» **What is required**
Across the listing below, how many lines hold "翔安区鸿翔西路"? Reply with the number by itself.
*-*-*
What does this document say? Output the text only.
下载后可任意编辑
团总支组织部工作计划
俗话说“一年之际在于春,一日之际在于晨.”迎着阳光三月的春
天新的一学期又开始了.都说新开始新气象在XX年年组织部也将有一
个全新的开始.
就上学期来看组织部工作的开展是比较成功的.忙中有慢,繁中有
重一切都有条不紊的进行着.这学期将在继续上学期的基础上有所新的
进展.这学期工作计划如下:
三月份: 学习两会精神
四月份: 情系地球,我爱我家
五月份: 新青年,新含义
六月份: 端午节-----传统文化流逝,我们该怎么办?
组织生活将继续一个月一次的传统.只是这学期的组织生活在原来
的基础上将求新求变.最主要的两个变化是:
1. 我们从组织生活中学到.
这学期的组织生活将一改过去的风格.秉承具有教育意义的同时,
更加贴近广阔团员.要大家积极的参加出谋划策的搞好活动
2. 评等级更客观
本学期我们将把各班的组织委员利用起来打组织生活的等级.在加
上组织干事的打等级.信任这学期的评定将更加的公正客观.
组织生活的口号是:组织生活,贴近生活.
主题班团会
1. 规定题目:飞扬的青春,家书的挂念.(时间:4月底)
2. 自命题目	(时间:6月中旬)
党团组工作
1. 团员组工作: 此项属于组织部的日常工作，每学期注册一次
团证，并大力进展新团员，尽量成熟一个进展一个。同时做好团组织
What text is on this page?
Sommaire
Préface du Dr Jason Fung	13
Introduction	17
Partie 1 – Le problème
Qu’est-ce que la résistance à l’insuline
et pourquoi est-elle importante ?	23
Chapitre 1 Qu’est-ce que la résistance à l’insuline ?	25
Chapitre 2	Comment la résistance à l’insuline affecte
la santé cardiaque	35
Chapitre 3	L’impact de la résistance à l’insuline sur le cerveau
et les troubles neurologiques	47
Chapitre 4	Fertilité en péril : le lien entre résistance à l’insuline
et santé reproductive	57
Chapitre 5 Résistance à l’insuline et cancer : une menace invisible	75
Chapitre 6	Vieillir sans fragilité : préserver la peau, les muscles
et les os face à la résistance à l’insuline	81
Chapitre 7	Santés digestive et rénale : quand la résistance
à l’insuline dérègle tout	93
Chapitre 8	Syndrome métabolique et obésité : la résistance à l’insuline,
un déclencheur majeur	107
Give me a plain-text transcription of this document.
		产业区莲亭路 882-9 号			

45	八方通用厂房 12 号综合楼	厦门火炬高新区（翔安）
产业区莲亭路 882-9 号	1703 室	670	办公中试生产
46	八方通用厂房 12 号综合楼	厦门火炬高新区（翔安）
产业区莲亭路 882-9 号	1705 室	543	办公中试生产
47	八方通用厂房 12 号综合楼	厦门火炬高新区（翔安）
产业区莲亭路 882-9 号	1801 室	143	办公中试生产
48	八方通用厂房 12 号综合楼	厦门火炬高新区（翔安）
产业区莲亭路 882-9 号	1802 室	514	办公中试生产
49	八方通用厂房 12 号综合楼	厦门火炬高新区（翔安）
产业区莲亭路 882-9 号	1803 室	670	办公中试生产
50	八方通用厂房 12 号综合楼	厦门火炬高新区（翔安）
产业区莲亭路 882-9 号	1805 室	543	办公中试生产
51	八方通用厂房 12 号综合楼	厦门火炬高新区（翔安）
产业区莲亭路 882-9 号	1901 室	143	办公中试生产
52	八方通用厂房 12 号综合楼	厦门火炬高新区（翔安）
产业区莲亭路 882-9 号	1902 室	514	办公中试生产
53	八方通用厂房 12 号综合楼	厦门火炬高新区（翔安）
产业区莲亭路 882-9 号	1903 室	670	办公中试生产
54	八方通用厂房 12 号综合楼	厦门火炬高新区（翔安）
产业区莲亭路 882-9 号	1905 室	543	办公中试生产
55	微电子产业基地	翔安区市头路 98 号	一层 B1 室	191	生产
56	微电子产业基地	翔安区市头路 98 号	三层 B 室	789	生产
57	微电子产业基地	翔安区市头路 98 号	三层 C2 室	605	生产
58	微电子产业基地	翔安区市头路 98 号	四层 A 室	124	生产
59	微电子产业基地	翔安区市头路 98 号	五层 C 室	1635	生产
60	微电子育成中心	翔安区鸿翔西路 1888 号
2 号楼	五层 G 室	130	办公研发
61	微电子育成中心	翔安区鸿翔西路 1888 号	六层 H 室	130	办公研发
*-*-*
» **Finished task**
2